Exercise brief:
Send back the entries below exactly as they appear.
Information shown start
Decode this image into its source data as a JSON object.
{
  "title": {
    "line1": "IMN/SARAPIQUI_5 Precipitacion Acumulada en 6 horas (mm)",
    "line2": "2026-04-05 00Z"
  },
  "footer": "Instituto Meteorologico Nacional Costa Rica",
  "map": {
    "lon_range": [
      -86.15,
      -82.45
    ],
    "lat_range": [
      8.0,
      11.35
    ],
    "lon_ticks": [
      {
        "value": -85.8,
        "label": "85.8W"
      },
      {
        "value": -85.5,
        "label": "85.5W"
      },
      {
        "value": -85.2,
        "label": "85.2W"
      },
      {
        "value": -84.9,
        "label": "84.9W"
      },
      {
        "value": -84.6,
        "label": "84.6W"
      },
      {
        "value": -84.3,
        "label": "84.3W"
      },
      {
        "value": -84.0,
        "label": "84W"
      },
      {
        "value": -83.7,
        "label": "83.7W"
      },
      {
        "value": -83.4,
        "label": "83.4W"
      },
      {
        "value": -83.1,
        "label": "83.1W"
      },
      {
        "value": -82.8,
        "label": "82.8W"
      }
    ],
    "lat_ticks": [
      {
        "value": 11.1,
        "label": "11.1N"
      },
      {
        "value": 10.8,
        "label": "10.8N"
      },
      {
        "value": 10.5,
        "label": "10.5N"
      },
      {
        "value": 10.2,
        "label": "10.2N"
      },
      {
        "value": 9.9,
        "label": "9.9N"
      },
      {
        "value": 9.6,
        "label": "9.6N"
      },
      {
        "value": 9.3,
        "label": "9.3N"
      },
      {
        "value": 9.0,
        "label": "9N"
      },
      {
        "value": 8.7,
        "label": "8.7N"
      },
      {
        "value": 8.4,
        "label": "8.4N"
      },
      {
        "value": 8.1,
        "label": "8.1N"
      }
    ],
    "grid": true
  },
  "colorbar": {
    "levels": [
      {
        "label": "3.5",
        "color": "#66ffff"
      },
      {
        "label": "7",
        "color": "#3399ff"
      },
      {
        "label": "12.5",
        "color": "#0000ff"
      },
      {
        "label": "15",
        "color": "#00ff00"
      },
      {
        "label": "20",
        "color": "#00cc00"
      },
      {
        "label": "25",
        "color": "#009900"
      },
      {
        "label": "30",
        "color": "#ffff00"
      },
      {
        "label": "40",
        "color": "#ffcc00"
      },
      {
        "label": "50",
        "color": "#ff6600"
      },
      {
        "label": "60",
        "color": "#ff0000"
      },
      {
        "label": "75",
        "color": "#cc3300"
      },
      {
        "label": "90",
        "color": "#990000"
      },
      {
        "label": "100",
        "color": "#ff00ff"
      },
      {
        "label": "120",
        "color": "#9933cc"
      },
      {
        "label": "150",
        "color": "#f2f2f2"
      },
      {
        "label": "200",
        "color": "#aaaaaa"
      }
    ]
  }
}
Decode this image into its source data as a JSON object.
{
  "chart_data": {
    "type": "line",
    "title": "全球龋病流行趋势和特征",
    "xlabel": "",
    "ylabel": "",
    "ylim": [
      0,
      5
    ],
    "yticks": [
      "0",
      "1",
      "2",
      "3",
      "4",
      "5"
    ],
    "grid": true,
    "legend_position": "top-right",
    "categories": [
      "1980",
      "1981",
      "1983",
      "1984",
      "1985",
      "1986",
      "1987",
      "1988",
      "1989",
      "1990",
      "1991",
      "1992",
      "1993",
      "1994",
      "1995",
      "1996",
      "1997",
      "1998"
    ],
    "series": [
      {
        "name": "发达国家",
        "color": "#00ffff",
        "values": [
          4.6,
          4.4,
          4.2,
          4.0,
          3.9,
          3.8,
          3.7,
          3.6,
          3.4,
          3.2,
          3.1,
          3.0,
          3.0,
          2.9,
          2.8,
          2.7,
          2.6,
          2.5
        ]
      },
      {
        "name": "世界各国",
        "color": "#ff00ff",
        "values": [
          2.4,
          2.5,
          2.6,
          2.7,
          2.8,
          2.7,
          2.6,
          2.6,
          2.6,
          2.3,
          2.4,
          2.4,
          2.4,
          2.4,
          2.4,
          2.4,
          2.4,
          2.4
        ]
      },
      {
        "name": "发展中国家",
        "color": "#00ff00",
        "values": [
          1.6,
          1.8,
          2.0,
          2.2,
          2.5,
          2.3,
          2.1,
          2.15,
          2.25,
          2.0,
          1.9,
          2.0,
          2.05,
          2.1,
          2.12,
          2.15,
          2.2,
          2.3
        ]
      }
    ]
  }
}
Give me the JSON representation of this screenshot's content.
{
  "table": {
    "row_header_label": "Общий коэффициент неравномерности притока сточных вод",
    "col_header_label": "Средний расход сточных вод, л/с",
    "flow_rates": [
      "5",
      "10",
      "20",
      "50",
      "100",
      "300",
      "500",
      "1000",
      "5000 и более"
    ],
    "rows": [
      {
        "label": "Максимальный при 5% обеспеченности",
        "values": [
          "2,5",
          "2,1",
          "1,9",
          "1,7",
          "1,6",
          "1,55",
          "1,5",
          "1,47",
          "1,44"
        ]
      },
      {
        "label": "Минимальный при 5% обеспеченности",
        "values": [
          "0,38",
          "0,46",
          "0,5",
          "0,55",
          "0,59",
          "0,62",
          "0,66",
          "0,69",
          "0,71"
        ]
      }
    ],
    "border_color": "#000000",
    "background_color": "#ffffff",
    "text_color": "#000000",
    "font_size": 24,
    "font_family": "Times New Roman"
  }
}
Information shown end
Reply to the task:
Decode this image into its source data as a JSON object.
{
  "title": {
    "line1": "IMN/SARAPIQUI_5 Precipitacion Acumulada en 6 horas (mm)",
    "line2": "2026-04-05 00Z"
  },
  "footer": "Instituto Meteorologico Nacional Costa Rica",
  "map": {
    "lon_range": [
      -86.15,
      -82.45
    ],
    "lat_range": [
      8.0,
      11.35
    ],
    "lon_ticks": [
      {
        "value": -85.8,
        "label": "85.8W"
      },
      {
        "value": -85.5,
        "label": "85.5W"
      },
      {
        "value": -85.2,
        "label": "85.2W"
      },
      {
        "value": -84.9,
        "label": "84.9W"
      },
      {
        "value": -84.6,
        "label": "84.6W"
      },
      {
        "value": -84.3,
        "label": "84.3W"
      },
      {
        "value": -84.0,
        "label": "84W"
      },
      {
        "value": -83.7,
        "label": "83.7W"
      },
      {
        "value": -83.4,
        "label": "83.4W"
      },
      {
        "value": -83.1,
        "label": "83.1W"
      },
      {
        "value": -82.8,
        "label": "82.8W"
      }
    ],
    "lat_ticks": [
      {
        "value": 11.1,
        "label": "11.1N"
      },
      {
        "value": 10.8,
        "label": "10.8N"
      },
      {
        "value": 10.5,
        "label": "10.5N"
      },
      {
        "value": 10.2,
        "label": "10.2N"
      },
      {
        "value": 9.9,
        "label": "9.9N"
      },
      {
        "value": 9.6,
        "label": "9.6N"
      },
      {
        "value": 9.3,
        "label": "9.3N"
      },
      {
        "value": 9.0,
        "label": "9N"
      },
      {
        "value": 8.7,
        "label": "8.7N"
      },
      {
        "value": 8.4,
        "label": "8.4N"
      },
      {
        "value": 8.1,
        "label": "8.1N"
      }
    ],
    "grid": true
  },
  "colorbar": {
    "levels": [
      {
        "label": "3.5",
        "color": "#66ffff"
      },
      {
        "label": "7",
        "color": "#3399ff"
      },
      {
        "label": "12.5",
        "color": "#0000ff"
      },
      {
        "label": "15",
        "color": "#00ff00"
      },
      {
        "label": "20",
        "color": "#00cc00"
      },
      {
        "label": "25",
        "color": "#009900"
      },
      {
        "label": "30",
        "color": "#ffff00"
      },
      {
        "label": "40",
        "color": "#ffcc00"
      },
      {
        "label": "50",
        "color": "#ff6600"
      },
      {
        "label": "60",
        "color": "#ff0000"
      },
      {
        "label": "75",
        "color": "#cc3300"
      },
      {
        "label": "90",
        "color": "#990000"
      },
      {
        "label": "100",
        "color": "#ff00ff"
      },
      {
        "label": "120",
        "color": "#9933cc"
      },
      {
        "label": "150",
        "color": "#f2f2f2"
      },
      {
        "label": "200",
        "color": "#aaaaaa"
      }
    ]
  }
}
Decode this image into its source data as a JSON object.
{
  "chart_data": {
    "type": "line",
    "title": "全球龋病流行趋势和特征",
    "xlabel": "",
    "ylabel": "",
    "ylim": [
      0,
      5
    ],
    "yticks": [
      "0",
      "1",
      "2",
      "3",
      "4",
      "5"
    ],
    "grid": true,
    "legend_position": "top-right",
    "categories": [
      "1980",
      "1981",
      "1983",
      "1984",
      "1985",
      "1986",
      "1987",
      "1988",
      "1989",
      "1990",
      "1991",
      "1992",
      "1993",
      "1994",
      "1995",
      "1996",
      "1997",
      "1998"
    ],
    "series": [
      {
        "name": "发达国家",
        "color": "#00ffff",
        "values": [
          4.6,
          4.4,
          4.2,
          4.0,
          3.9,
          3.8,
          3.7,
          3.6,
          3.4,
          3.2,
          3.1,
          3.0,
          3.0,
          2.9,
          2.8,
          2.7,
          2.6,
          2.5
        ]
      },
      {
        "name": "世界各国",
        "color": "#ff00ff",
        "values": [
          2.4,
          2.5,
          2.6,
          2.7,
          2.8,
          2.7,
          2.6,
          2.6,
          2.6,
          2.3,
          2.4,
          2.4,
          2.4,
          2.4,
          2.4,
          2.4,
          2.4,
          2.4
        ]
      },
      {
        "name": "发展中国家",
        "color": "#00ff00",
        "values": [
          1.6,
          1.8,
          2.0,
          2.2,
          2.5,
          2.3,
          2.1,
          2.15,
          2.25,
          2.0,
          1.9,
          2.0,
          2.05,
          2.1,
          2.12,
          2.15,
          2.2,
          2.3
        ]
      }
    ]
  }
}
Give me the JSON representation of this screenshot's content.
{
  "table": {
    "row_header_label": "Общий коэффициент неравномерности притока сточных вод",
    "col_header_label": "Средний расход сточных вод, л/с",
    "flow_rates": [
      "5",
      "10",
      "20",
      "50",
      "100",
      "300",
      "500",
      "1000",
      "5000 и более"
    ],
    "rows": [
      {
        "label": "Максимальный при 5% обеспеченности",
        "values": [
          "2,5",
          "2,1",
          "1,9",
          "1,7",
          "1,6",
          "1,55",
          "1,5",
          "1,47",
          "1,44"
        ]
      },
      {
        "label": "Минимальный при 5% обеспеченности",
        "values": [
          "0,38",
          "0,46",
          "0,5",
          "0,55",
          "0,59",
          "0,62",
          "0,66",
          "0,69",
          "0,71"
        ]
      }
    ],
    "border_color": "#000000",
    "background_color": "#ffffff",
    "text_color": "#000000",
    "font_size": 24,
    "font_family": "Times New Roman"
  }
}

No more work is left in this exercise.